## Records provided
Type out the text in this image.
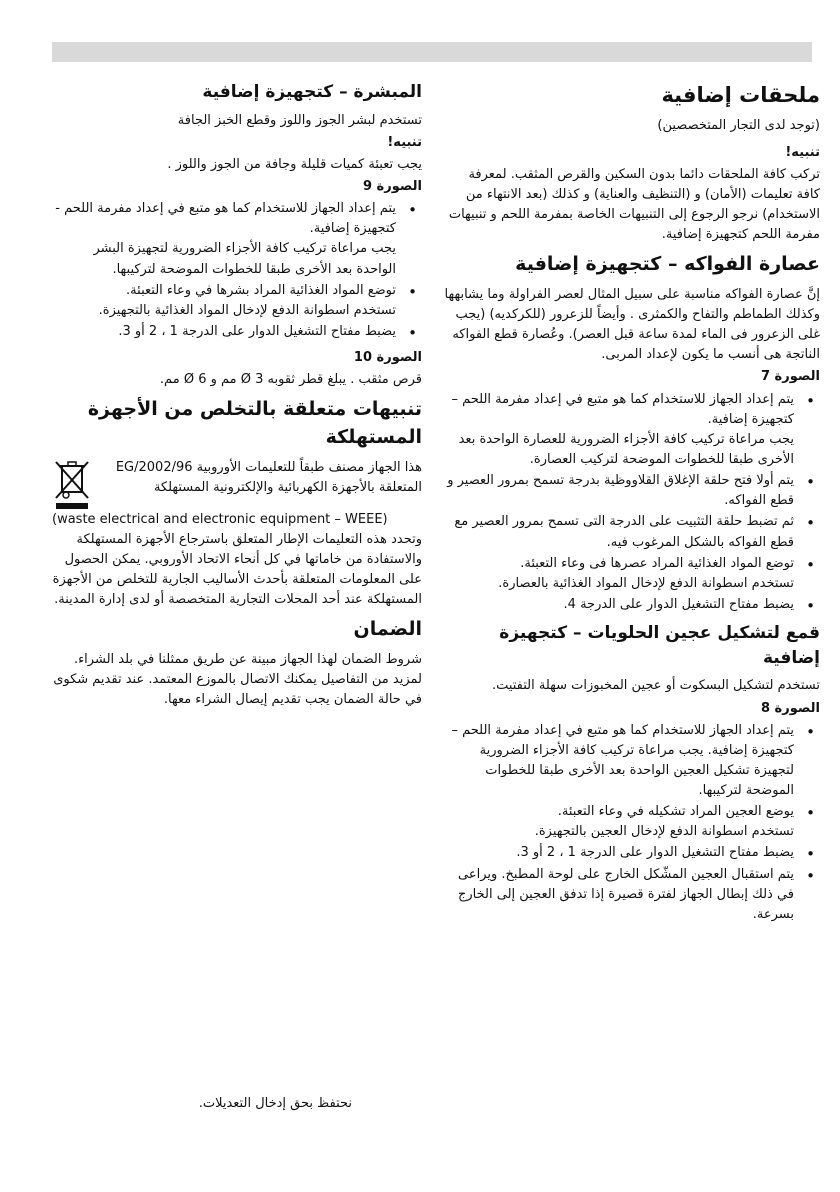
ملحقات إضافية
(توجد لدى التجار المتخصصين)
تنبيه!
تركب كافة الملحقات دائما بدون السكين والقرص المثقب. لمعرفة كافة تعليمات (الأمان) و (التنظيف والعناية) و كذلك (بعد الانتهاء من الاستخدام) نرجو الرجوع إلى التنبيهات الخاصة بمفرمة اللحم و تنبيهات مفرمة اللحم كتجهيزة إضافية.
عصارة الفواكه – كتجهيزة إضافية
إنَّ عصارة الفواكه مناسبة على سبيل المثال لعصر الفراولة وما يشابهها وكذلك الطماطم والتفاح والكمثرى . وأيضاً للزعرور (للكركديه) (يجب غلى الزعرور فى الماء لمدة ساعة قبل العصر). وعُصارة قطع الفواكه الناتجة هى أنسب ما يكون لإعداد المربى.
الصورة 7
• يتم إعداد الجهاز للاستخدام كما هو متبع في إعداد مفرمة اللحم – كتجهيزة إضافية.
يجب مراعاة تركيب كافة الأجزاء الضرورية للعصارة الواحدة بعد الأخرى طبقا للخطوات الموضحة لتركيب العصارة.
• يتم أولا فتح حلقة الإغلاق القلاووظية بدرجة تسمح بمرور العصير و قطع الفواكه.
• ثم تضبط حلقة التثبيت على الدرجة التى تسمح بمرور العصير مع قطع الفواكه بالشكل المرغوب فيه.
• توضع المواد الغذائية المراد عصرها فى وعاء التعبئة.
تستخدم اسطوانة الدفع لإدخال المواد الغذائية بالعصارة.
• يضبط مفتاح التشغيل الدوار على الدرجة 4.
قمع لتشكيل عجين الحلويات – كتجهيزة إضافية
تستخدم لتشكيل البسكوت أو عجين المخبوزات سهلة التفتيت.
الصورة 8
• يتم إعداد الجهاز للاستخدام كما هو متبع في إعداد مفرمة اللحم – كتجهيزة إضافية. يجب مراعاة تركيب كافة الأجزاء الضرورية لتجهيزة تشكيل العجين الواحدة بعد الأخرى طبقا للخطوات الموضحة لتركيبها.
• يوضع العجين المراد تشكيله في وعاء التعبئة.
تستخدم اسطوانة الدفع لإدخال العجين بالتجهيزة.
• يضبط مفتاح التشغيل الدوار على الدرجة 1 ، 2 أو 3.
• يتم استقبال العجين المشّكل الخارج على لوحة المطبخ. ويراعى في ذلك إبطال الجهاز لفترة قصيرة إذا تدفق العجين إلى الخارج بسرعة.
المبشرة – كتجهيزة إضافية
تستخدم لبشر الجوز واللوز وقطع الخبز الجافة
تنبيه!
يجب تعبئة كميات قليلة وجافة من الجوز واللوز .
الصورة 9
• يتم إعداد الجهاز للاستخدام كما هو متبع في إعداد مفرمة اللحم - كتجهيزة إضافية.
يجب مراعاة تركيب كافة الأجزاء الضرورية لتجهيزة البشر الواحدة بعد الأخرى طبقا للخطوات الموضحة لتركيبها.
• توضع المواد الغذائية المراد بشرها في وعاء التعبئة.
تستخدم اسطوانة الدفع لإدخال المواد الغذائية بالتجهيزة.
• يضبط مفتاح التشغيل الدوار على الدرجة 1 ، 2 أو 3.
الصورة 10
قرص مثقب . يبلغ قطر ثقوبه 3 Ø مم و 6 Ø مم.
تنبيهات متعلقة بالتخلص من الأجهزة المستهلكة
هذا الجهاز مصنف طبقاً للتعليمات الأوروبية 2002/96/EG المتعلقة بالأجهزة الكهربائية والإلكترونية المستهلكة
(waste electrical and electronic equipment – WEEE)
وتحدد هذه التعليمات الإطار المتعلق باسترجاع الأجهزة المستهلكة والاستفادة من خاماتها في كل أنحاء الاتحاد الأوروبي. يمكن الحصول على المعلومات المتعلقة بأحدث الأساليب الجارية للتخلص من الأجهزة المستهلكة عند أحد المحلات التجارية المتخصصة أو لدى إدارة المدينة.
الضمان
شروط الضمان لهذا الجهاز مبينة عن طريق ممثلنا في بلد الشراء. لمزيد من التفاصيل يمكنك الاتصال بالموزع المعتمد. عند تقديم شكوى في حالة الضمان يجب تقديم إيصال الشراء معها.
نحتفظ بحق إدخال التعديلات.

## To be done
Quote in full the listing given above; the images are to be left out.

## Expected output
Type out the text in this image.
ملحقات إضافية
(توجد لدى التجار المتخصصين)
تنبيه!
تركب كافة الملحقات دائما بدون السكين والقرص المثقب. لمعرفة كافة تعليمات (الأمان) و (التنظيف والعناية) و كذلك (بعد الانتهاء من الاستخدام) نرجو الرجوع إلى التنبيهات الخاصة بمفرمة اللحم و تنبيهات مفرمة اللحم كتجهيزة إضافية.
عصارة الفواكه – كتجهيزة إضافية
إنَّ عصارة الفواكه مناسبة على سبيل المثال لعصر الفراولة وما يشابهها وكذلك الطماطم والتفاح والكمثرى . وأيضاً للزعرور (للكركديه) (يجب غلى الزعرور فى الماء لمدة ساعة قبل العصر). وعُصارة قطع الفواكه الناتجة هى أنسب ما يكون لإعداد المربى.
الصورة 7
• يتم إعداد الجهاز للاستخدام كما هو متبع في إعداد مفرمة اللحم – كتجهيزة إضافية.
يجب مراعاة تركيب كافة الأجزاء الضرورية للعصارة الواحدة بعد الأخرى طبقا للخطوات الموضحة لتركيب العصارة.
• يتم أولا فتح حلقة الإغلاق القلاووظية بدرجة تسمح بمرور العصير و قطع الفواكه.
• ثم تضبط حلقة التثبيت على الدرجة التى تسمح بمرور العصير مع قطع الفواكه بالشكل المرغوب فيه.
• توضع المواد الغذائية المراد عصرها فى وعاء التعبئة.
تستخدم اسطوانة الدفع لإدخال المواد الغذائية بالعصارة.
• يضبط مفتاح التشغيل الدوار على الدرجة 4.
قمع لتشكيل عجين الحلويات – كتجهيزة إضافية
تستخدم لتشكيل البسكوت أو عجين المخبوزات سهلة التفتيت.
الصورة 8
• يتم إعداد الجهاز للاستخدام كما هو متبع في إعداد مفرمة اللحم – كتجهيزة إضافية. يجب مراعاة تركيب كافة الأجزاء الضرورية لتجهيزة تشكيل العجين الواحدة بعد الأخرى طبقا للخطوات الموضحة لتركيبها.
• يوضع العجين المراد تشكيله في وعاء التعبئة.
تستخدم اسطوانة الدفع لإدخال العجين بالتجهيزة.
• يضبط مفتاح التشغيل الدوار على الدرجة 1 ، 2 أو 3.
• يتم استقبال العجين المشّكل الخارج على لوحة المطبخ. ويراعى في ذلك إبطال الجهاز لفترة قصيرة إذا تدفق العجين إلى الخارج بسرعة.
المبشرة – كتجهيزة إضافية
تستخدم لبشر الجوز واللوز وقطع الخبز الجافة
تنبيه!
يجب تعبئة كميات قليلة وجافة من الجوز واللوز .
الصورة 9
• يتم إعداد الجهاز للاستخدام كما هو متبع في إعداد مفرمة اللحم - كتجهيزة إضافية.
يجب مراعاة تركيب كافة الأجزاء الضرورية لتجهيزة البشر الواحدة بعد الأخرى طبقا للخطوات الموضحة لتركيبها.
• توضع المواد الغذائية المراد بشرها في وعاء التعبئة.
تستخدم اسطوانة الدفع لإدخال المواد الغذائية بالتجهيزة.
• يضبط مفتاح التشغيل الدوار على الدرجة 1 ، 2 أو 3.
الصورة 10
قرص مثقب . يبلغ قطر ثقوبه 3 Ø مم و 6 Ø مم.
تنبيهات متعلقة بالتخلص من الأجهزة المستهلكة
هذا الجهاز مصنف طبقاً للتعليمات الأوروبية 2002/96/EG المتعلقة بالأجهزة الكهربائية والإلكترونية المستهلكة
(waste electrical and electronic equipment – WEEE)
وتحدد هذه التعليمات الإطار المتعلق باسترجاع الأجهزة المستهلكة والاستفادة من خاماتها في كل أنحاء الاتحاد الأوروبي. يمكن الحصول على المعلومات المتعلقة بأحدث الأساليب الجارية للتخلص من الأجهزة المستهلكة عند أحد المحلات التجارية المتخصصة أو لدى إدارة المدينة.
الضمان
شروط الضمان لهذا الجهاز مبينة عن طريق ممثلنا في بلد الشراء. لمزيد من التفاصيل يمكنك الاتصال بالموزع المعتمد. عند تقديم شكوى في حالة الضمان يجب تقديم إيصال الشراء معها.
نحتفظ بحق إدخال التعديلات.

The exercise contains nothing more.